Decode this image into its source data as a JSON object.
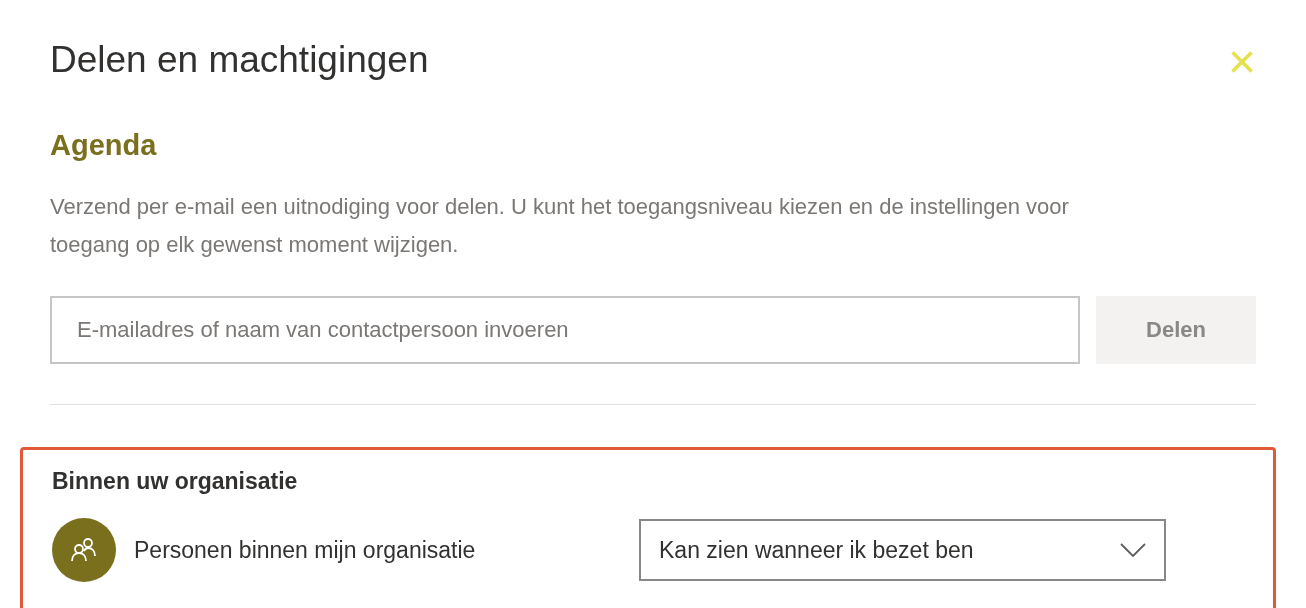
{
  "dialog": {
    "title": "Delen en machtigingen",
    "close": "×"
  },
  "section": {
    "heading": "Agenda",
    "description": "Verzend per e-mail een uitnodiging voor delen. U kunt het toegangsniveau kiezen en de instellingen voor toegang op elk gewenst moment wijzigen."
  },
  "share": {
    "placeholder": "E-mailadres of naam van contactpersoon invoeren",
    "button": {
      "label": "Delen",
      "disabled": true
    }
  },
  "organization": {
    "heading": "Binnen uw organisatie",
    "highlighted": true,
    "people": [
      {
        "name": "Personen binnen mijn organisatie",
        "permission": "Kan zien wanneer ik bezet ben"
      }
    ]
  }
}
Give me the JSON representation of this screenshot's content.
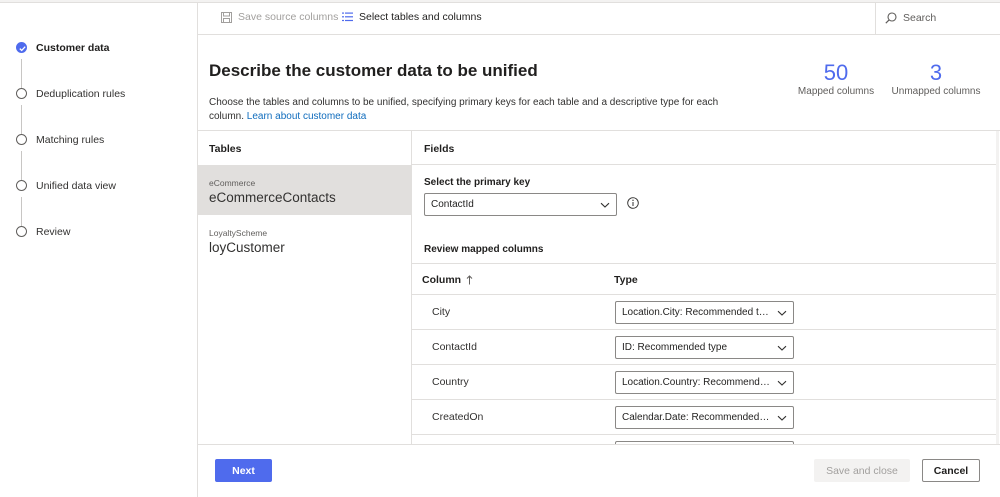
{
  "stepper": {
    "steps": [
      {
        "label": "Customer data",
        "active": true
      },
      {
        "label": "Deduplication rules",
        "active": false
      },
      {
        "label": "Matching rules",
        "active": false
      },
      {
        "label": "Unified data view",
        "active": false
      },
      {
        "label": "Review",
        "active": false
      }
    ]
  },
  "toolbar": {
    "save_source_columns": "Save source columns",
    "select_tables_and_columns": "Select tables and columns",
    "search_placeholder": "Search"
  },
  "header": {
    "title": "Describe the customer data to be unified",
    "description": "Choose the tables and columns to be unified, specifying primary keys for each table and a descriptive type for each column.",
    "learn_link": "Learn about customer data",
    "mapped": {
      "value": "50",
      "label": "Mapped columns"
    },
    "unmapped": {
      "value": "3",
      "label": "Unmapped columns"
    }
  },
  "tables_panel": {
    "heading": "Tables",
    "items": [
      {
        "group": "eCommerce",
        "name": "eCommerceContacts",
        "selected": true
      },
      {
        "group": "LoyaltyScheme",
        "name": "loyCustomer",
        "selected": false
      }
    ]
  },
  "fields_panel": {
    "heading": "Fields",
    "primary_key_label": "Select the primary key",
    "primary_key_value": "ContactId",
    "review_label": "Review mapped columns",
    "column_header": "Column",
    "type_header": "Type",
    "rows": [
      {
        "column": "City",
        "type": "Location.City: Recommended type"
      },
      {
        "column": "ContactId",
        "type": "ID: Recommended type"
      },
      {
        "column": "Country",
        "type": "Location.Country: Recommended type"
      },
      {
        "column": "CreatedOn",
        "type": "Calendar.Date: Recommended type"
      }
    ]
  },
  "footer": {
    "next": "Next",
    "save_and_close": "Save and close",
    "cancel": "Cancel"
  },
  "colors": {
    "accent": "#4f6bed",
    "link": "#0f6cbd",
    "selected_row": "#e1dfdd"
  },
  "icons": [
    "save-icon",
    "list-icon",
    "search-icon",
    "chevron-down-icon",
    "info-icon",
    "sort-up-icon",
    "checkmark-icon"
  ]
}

* **WHAT TO WORK ON**:
How many of the lines above include the string "rules"? Answer with the number only.

* **EXPECTED ANSWER**:
2